▶ **Given instruction**: Filter the listing below, copying every line in which the word "cuenta" appears.

▶ **Dataset**:
------------------------
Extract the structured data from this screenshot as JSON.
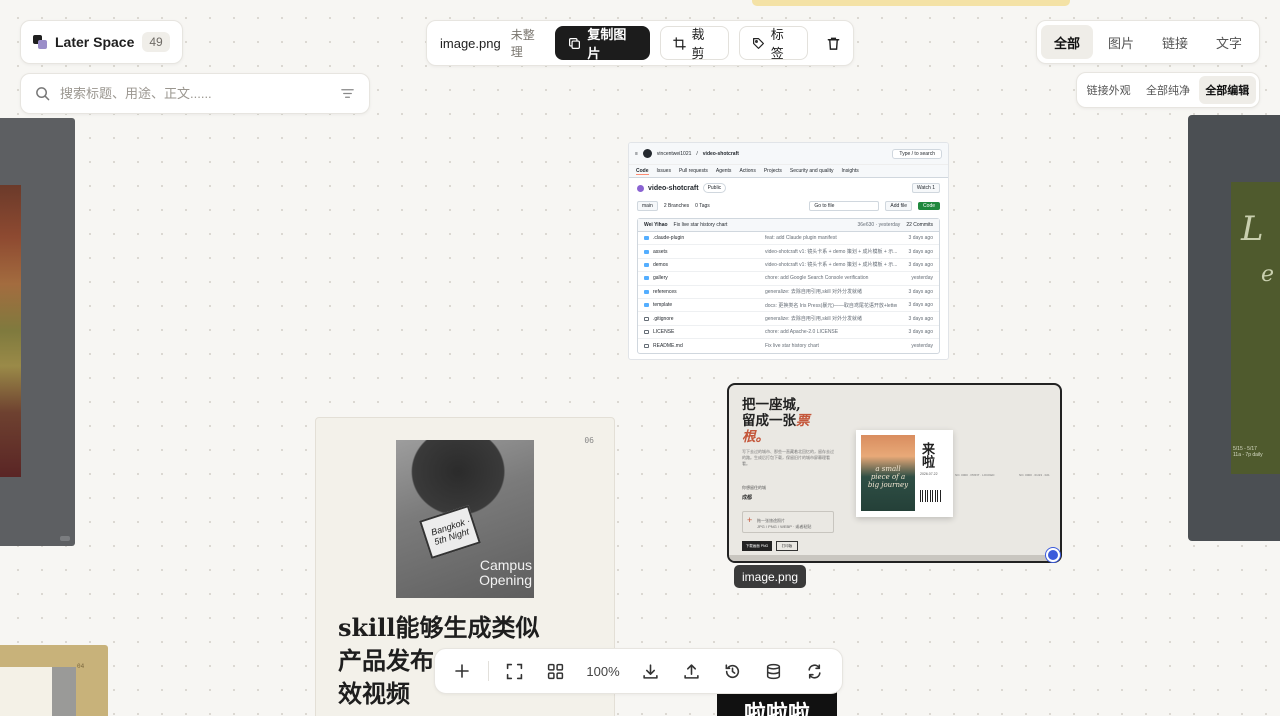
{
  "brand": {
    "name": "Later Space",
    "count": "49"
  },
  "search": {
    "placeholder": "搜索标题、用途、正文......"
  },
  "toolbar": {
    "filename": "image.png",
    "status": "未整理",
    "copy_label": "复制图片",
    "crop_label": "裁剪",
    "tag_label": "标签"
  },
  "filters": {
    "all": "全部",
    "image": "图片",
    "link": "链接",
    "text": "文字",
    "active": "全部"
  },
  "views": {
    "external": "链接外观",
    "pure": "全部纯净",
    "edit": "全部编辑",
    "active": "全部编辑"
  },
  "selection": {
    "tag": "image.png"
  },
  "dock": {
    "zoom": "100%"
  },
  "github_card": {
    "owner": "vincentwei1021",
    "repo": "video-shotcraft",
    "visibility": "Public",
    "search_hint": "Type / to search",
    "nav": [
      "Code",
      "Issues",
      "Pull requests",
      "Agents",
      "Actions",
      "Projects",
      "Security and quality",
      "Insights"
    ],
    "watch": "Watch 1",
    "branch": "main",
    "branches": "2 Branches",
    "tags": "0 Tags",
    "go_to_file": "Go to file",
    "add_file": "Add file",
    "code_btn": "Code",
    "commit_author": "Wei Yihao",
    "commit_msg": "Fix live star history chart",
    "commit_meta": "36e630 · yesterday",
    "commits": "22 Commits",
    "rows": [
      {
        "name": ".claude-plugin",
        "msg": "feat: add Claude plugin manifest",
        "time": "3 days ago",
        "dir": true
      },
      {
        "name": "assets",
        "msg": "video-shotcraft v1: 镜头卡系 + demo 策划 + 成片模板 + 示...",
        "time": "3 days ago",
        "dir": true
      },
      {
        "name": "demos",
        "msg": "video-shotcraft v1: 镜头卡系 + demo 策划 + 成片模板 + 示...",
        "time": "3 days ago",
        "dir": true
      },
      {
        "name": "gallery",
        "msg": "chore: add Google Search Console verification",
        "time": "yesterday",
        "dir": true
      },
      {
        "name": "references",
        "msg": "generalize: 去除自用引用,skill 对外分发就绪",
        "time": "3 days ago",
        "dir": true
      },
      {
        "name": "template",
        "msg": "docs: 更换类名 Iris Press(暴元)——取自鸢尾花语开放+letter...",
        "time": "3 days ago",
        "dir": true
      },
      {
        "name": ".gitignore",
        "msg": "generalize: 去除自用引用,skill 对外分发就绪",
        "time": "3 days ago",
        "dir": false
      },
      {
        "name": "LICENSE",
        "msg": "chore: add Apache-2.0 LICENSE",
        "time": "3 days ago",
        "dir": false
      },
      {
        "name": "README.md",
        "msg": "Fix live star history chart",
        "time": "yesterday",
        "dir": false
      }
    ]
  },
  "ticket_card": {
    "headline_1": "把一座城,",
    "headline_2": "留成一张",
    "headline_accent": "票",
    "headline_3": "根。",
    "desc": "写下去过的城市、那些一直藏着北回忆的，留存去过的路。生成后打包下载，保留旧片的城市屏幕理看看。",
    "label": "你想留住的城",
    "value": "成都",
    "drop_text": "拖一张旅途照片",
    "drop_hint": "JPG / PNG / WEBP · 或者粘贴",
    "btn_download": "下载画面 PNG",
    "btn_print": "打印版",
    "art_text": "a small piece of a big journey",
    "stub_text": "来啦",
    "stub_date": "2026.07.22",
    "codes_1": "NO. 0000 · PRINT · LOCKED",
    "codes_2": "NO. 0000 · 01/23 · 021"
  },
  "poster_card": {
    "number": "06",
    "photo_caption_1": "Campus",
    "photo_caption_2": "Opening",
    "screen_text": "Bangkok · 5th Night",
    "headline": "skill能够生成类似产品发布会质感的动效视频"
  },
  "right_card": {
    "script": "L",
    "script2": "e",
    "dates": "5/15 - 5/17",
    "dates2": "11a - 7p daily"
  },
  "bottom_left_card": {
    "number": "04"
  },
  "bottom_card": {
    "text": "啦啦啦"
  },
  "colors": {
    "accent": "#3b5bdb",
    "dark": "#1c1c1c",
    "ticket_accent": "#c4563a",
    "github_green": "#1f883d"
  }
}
------------------------
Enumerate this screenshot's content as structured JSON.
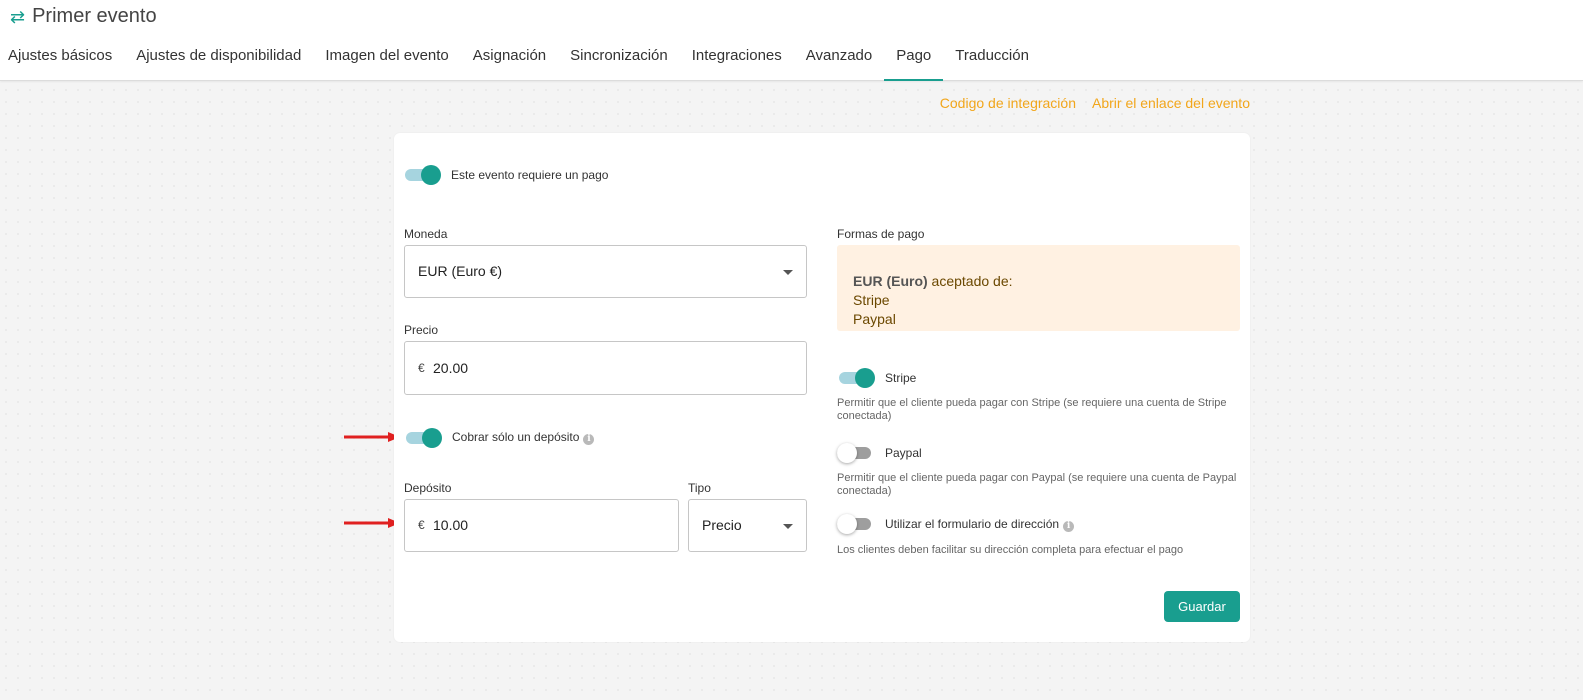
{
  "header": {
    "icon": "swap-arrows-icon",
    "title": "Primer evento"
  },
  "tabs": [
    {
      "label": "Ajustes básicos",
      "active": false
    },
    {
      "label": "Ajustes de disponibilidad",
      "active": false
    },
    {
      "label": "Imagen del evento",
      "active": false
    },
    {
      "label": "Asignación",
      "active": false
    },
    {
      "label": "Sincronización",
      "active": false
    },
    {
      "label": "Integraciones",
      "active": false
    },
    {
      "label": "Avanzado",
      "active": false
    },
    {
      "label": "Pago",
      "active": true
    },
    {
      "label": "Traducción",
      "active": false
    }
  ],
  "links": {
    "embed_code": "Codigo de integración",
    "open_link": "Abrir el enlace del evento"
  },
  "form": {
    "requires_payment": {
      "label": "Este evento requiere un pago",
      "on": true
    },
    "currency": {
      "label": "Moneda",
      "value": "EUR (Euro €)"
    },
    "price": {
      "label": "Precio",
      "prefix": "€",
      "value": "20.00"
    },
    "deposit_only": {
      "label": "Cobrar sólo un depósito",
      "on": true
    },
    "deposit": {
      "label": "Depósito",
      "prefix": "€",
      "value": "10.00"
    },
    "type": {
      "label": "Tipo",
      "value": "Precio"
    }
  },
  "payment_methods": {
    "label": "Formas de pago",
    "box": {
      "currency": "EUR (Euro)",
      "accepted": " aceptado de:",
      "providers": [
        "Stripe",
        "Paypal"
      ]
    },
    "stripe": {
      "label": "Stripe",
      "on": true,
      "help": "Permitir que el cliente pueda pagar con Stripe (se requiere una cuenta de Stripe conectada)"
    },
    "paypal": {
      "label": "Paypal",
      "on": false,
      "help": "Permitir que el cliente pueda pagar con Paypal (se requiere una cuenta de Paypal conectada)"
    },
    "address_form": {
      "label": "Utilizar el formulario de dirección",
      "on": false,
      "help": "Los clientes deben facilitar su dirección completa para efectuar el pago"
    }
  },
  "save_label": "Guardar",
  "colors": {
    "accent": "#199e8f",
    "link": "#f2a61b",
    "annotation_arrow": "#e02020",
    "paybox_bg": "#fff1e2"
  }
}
------------------------
▶ **Solution to this exercise**:
      "help": "Permitir que el cliente pueda pagar con Stripe (se requiere una cuenta de Stripe conectada)"
      "help": "Permitir que el cliente pueda pagar con Paypal (se requiere una cuenta de Paypal conectada)"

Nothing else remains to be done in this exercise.